DESCRIPTION OF THE TASK:
Scan the material for the word "index", and copy each line where it shows up.

Stored data
— begin —
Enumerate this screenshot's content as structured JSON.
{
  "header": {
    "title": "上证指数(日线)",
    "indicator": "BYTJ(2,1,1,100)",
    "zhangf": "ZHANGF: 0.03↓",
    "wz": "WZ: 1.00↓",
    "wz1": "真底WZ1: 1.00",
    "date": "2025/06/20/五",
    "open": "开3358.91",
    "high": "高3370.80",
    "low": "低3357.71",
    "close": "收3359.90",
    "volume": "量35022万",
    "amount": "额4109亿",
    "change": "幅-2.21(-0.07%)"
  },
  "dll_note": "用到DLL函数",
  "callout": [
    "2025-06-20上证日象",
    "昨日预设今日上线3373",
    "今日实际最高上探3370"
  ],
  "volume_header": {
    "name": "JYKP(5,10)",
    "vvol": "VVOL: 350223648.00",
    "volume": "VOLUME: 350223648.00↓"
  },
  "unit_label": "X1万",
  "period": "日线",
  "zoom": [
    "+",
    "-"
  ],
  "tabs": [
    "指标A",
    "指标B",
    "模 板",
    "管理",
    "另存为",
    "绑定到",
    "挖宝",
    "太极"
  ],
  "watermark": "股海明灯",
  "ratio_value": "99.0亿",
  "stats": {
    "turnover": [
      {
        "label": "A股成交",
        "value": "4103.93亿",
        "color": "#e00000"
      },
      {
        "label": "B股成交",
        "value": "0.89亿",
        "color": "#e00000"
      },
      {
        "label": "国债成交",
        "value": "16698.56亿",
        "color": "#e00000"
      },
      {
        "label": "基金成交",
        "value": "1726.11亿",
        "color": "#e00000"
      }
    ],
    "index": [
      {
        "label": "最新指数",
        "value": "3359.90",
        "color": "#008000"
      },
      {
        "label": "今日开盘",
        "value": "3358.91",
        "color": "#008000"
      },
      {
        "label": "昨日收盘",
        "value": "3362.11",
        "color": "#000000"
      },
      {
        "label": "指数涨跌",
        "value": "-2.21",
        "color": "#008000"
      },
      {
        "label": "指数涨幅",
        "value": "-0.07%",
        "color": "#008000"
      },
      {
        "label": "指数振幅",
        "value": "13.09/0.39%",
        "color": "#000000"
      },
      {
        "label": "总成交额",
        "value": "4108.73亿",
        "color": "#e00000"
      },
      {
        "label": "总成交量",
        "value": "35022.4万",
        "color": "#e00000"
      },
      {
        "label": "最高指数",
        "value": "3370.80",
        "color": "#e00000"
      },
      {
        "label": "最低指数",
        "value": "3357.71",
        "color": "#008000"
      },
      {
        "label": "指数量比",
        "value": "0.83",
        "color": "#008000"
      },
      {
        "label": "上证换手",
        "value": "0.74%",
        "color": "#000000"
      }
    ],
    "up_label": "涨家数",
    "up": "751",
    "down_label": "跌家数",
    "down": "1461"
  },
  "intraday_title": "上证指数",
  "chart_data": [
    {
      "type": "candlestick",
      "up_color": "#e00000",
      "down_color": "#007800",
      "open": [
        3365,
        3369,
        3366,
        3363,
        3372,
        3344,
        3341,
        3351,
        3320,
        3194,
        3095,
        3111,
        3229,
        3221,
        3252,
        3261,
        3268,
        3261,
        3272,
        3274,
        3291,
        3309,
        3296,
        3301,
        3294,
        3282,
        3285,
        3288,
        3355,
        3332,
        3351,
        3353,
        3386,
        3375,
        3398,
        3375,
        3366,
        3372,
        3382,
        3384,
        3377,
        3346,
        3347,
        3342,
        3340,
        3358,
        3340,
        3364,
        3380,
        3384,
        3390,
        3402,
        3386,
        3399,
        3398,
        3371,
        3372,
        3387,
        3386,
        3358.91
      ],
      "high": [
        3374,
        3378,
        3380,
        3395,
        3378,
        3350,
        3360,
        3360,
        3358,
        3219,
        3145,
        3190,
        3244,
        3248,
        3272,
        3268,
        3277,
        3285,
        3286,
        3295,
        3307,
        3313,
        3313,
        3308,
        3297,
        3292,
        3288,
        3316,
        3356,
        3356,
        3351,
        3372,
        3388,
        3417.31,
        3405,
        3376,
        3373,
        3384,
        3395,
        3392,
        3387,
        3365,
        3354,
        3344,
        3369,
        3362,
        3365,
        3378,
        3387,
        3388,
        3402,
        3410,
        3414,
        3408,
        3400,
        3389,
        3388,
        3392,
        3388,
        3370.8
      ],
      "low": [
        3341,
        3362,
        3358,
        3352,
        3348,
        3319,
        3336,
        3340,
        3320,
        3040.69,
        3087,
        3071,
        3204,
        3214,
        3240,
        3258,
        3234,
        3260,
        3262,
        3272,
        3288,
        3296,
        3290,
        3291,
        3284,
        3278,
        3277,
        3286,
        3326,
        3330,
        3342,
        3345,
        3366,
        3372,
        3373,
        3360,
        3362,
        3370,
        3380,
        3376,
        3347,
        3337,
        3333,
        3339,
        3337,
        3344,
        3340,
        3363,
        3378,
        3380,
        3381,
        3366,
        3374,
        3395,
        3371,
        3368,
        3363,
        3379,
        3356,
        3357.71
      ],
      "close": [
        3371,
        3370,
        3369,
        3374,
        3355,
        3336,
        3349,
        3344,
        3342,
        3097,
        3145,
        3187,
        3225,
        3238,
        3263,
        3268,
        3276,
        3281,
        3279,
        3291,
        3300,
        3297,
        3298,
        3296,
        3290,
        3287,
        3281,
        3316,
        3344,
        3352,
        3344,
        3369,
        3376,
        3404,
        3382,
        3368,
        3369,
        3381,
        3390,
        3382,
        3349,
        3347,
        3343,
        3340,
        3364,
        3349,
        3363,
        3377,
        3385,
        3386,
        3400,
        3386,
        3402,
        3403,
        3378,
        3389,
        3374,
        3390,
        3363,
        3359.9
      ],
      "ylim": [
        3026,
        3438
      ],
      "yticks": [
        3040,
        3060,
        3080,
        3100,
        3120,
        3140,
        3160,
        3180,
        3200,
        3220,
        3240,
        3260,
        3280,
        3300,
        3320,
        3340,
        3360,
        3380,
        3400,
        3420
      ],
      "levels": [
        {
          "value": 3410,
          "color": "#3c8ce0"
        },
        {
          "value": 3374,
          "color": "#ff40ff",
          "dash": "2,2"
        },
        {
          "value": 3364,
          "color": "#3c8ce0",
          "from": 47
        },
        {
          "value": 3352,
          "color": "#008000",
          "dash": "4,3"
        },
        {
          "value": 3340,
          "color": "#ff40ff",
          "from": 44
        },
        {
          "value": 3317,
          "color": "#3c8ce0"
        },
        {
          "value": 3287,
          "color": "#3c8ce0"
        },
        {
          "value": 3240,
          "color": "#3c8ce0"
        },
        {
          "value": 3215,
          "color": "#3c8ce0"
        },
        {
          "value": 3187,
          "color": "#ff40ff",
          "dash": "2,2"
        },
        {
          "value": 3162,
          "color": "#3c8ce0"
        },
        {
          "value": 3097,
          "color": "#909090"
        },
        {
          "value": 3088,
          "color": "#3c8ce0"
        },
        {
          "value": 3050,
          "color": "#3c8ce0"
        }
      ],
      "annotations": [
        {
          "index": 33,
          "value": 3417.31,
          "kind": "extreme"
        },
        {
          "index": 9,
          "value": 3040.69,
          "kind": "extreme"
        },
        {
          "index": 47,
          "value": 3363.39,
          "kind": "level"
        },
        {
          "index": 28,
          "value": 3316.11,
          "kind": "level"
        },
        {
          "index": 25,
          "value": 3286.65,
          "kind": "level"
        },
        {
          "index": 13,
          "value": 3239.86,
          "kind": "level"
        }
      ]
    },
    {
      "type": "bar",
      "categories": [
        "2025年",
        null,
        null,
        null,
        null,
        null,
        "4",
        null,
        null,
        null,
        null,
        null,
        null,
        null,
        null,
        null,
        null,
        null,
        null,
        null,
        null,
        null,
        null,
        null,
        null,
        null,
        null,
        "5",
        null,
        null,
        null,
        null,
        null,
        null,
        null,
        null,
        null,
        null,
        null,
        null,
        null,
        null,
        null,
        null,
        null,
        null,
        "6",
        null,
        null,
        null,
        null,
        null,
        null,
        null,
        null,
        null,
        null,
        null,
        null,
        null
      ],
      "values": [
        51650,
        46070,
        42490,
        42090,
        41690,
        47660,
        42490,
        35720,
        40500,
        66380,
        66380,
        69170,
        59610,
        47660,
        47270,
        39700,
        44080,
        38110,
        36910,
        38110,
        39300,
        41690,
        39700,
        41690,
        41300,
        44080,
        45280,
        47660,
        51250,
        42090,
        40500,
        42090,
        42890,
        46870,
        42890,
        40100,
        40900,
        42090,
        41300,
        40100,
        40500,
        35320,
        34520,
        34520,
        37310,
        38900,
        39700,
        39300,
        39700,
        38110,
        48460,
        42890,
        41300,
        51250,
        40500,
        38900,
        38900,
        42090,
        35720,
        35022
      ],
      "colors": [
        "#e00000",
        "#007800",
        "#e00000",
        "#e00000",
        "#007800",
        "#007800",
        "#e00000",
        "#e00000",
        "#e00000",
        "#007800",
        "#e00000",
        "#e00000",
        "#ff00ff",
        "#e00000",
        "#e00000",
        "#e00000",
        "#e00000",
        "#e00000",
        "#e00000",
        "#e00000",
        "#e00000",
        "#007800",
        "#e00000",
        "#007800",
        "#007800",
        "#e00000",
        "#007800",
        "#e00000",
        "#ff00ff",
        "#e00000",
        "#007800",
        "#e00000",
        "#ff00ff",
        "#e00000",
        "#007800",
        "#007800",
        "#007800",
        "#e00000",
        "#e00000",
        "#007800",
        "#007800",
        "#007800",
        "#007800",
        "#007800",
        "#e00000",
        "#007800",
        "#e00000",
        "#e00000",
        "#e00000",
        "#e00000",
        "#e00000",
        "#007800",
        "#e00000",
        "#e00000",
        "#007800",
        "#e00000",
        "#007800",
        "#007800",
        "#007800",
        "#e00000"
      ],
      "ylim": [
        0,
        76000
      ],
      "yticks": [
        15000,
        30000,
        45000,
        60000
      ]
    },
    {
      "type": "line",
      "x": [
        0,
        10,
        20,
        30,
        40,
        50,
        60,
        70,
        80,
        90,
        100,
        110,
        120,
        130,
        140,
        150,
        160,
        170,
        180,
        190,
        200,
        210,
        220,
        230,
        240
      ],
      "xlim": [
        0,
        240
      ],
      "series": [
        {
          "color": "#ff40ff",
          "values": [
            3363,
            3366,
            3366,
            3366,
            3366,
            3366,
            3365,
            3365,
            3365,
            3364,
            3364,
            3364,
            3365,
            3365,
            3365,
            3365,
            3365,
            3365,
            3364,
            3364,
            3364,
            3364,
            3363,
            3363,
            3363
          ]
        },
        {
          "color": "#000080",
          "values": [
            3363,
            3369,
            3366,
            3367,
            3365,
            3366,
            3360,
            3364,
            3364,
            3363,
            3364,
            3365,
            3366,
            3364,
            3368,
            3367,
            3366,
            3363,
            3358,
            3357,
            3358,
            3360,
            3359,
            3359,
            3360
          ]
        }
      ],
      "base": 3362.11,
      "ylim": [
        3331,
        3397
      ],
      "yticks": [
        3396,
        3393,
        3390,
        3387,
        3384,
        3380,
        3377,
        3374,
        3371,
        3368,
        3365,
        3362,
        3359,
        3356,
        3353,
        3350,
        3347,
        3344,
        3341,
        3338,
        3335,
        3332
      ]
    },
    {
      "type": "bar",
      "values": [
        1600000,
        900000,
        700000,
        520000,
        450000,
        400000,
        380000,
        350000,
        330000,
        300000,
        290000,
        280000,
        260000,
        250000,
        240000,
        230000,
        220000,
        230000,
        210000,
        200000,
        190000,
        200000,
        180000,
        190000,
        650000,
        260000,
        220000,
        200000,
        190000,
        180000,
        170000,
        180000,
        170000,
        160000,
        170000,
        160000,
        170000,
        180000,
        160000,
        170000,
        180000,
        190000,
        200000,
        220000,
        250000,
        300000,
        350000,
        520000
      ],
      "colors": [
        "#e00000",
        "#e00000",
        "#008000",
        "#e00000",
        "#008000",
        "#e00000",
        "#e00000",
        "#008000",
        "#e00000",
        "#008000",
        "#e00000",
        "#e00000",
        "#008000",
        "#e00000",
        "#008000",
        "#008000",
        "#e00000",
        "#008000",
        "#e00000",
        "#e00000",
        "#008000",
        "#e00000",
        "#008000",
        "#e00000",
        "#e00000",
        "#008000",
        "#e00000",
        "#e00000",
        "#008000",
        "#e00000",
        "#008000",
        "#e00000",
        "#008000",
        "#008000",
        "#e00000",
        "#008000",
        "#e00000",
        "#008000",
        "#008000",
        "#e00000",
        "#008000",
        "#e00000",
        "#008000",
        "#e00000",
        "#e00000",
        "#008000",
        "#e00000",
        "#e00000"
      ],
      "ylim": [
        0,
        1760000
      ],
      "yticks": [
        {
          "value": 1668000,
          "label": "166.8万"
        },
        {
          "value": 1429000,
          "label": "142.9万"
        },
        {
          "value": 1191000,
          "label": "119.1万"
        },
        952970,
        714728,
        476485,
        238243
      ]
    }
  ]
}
— end —
RESULT OF THIS TASK:
    "index": [
          "index": 33,
          "index": 9,
          "index": 47,
          "index": 28,
          "index": 25,
          "index": 13,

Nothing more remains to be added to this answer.